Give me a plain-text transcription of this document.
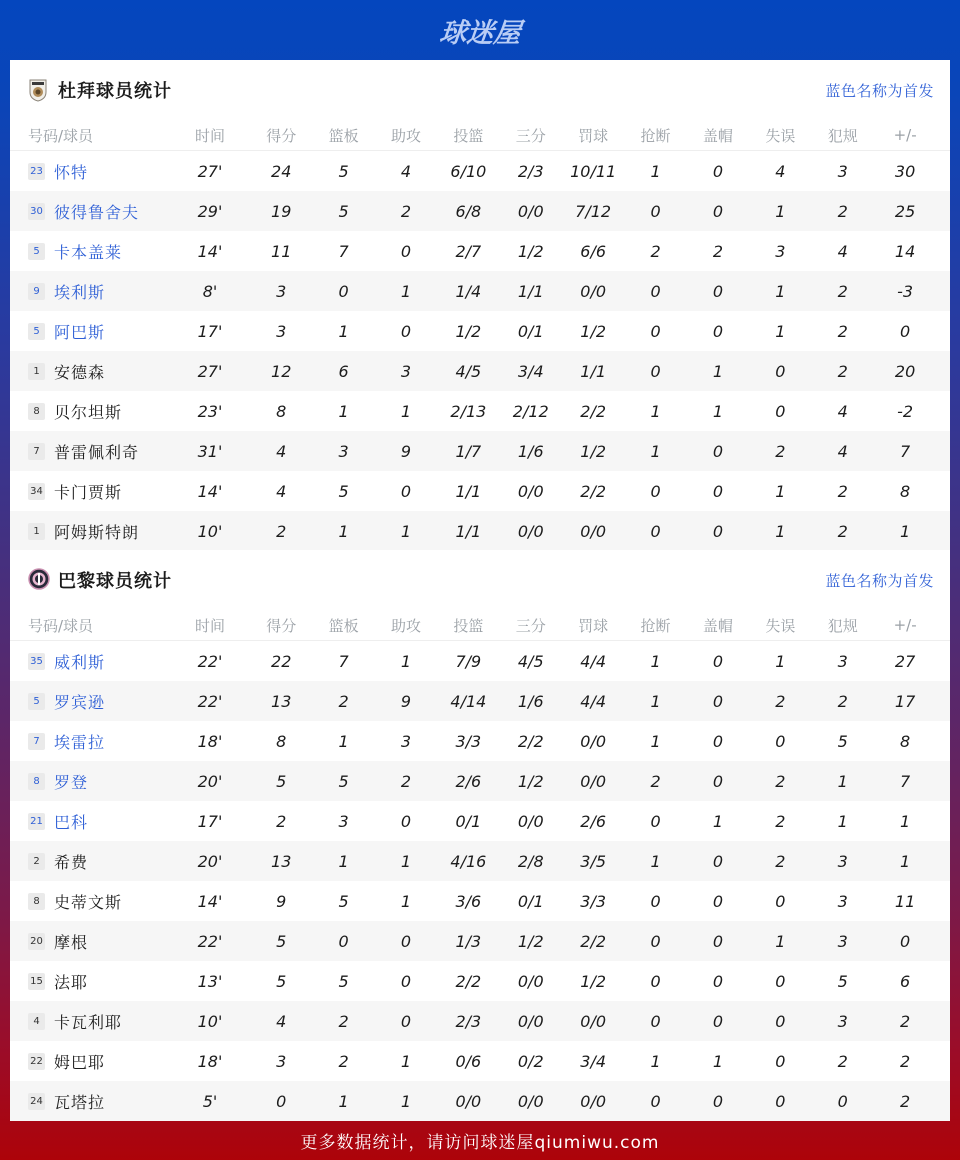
球迷屋
杜拜球员统计	蓝色名称为首发
号码/球员	时间	得分	篮板	助攻	投篮	三分	罚球	抢断	盖帽	失误	犯规	+/-
23 怀特	27'	24	5	4	6/10	2/3	10/11	1	0	4	3	30
30 彼得鲁舍夫	29'	19	5	2	6/8	0/0	7/12	0	0	1	2	25
5 卡本盖莱	14'	11	7	0	2/7	1/2	6/6	2	2	3	4	14
9 埃利斯	8'	3	0	1	1/4	1/1	0/0	0	0	1	2	-3
5 阿巴斯	17'	3	1	0	1/2	0/1	1/2	0	0	1	2	0
1 安德森	27'	12	6	3	4/5	3/4	1/1	0	1	0	2	20
8 贝尔坦斯	23'	8	1	1	2/13	2/12	2/2	1	1	0	4	-2
7 普雷佩利奇	31'	4	3	9	1/7	1/6	1/2	1	0	2	4	7
34 卡门贾斯	14'	4	5	0	1/1	0/0	2/2	0	0	1	2	8
1 阿姆斯特朗	10'	2	1	1	1/1	0/0	0/0	0	0	1	2	1
巴黎球员统计	蓝色名称为首发
号码/球员	时间	得分	篮板	助攻	投篮	三分	罚球	抢断	盖帽	失误	犯规	+/-
35 威利斯	22'	22	7	1	7/9	4/5	4/4	1	0	1	3	27
5 罗宾逊	22'	13	2	9	4/14	1/6	4/4	1	0	2	2	17
7 埃雷拉	18'	8	1	3	3/3	2/2	0/0	1	0	0	5	8
8 罗登	20'	5	5	2	2/6	1/2	0/0	2	0	2	1	7
21 巴科	17'	2	3	0	0/1	0/0	2/6	0	1	2	1	1
2 希费	20'	13	1	1	4/16	2/8	3/5	1	0	2	3	1
8 史蒂文斯	14'	9	5	1	3/6	0/1	3/3	0	0	0	3	11
20 摩根	22'	5	0	0	1/3	1/2	2/2	0	0	1	3	0
15 法耶	13'	5	5	0	2/2	0/0	1/2	0	0	0	5	6
4 卡瓦利耶	10'	4	2	0	2/3	0/0	0/0	0	0	0	3	2
22 姆巴耶	18'	3	2	1	0/6	0/2	3/4	1	1	0	2	2
24 瓦塔拉	5'	0	1	1	0/0	0/0	0/0	0	0	0	0	2
更多数据统计，请访问球迷屋qiumiwu.com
= = = = = = =
▶ **Short problem**: Copy the records above exactly. The pictures are not part of the copy.

▶ **Output of the task**:
Give me a plain-text transcription of this document.
球迷屋
杜拜球员统计	蓝色名称为首发
号码/球员	时间	得分	篮板	助攻	投篮	三分	罚球	抢断	盖帽	失误	犯规	+/-
23 怀特	27'	24	5	4	6/10	2/3	10/11	1	0	4	3	30
30 彼得鲁舍夫	29'	19	5	2	6/8	0/0	7/12	0	0	1	2	25
5 卡本盖莱	14'	11	7	0	2/7	1/2	6/6	2	2	3	4	14
9 埃利斯	8'	3	0	1	1/4	1/1	0/0	0	0	1	2	-3
5 阿巴斯	17'	3	1	0	1/2	0/1	1/2	0	0	1	2	0
1 安德森	27'	12	6	3	4/5	3/4	1/1	0	1	0	2	20
8 贝尔坦斯	23'	8	1	1	2/13	2/12	2/2	1	1	0	4	-2
7 普雷佩利奇	31'	4	3	9	1/7	1/6	1/2	1	0	2	4	7
34 卡门贾斯	14'	4	5	0	1/1	0/0	2/2	0	0	1	2	8
1 阿姆斯特朗	10'	2	1	1	1/1	0/0	0/0	0	0	1	2	1
巴黎球员统计	蓝色名称为首发
号码/球员	时间	得分	篮板	助攻	投篮	三分	罚球	抢断	盖帽	失误	犯规	+/-
35 威利斯	22'	22	7	1	7/9	4/5	4/4	1	0	1	3	27
5 罗宾逊	22'	13	2	9	4/14	1/6	4/4	1	0	2	2	17
7 埃雷拉	18'	8	1	3	3/3	2/2	0/0	1	0	0	5	8
8 罗登	20'	5	5	2	2/6	1/2	0/0	2	0	2	1	7
21 巴科	17'	2	3	0	0/1	0/0	2/6	0	1	2	1	1
2 希费	20'	13	1	1	4/16	2/8	3/5	1	0	2	3	1
8 史蒂文斯	14'	9	5	1	3/6	0/1	3/3	0	0	0	3	11
20 摩根	22'	5	0	0	1/3	1/2	2/2	0	0	1	3	0
15 法耶	13'	5	5	0	2/2	0/0	1/2	0	0	0	5	6
4 卡瓦利耶	10'	4	2	0	2/3	0/0	0/0	0	0	0	3	2
22 姆巴耶	18'	3	2	1	0/6	0/2	3/4	1	1	0	2	2
24 瓦塔拉	5'	0	1	1	0/0	0/0	0/0	0	0	0	0	2
更多数据统计，请访问球迷屋qiumiwu.com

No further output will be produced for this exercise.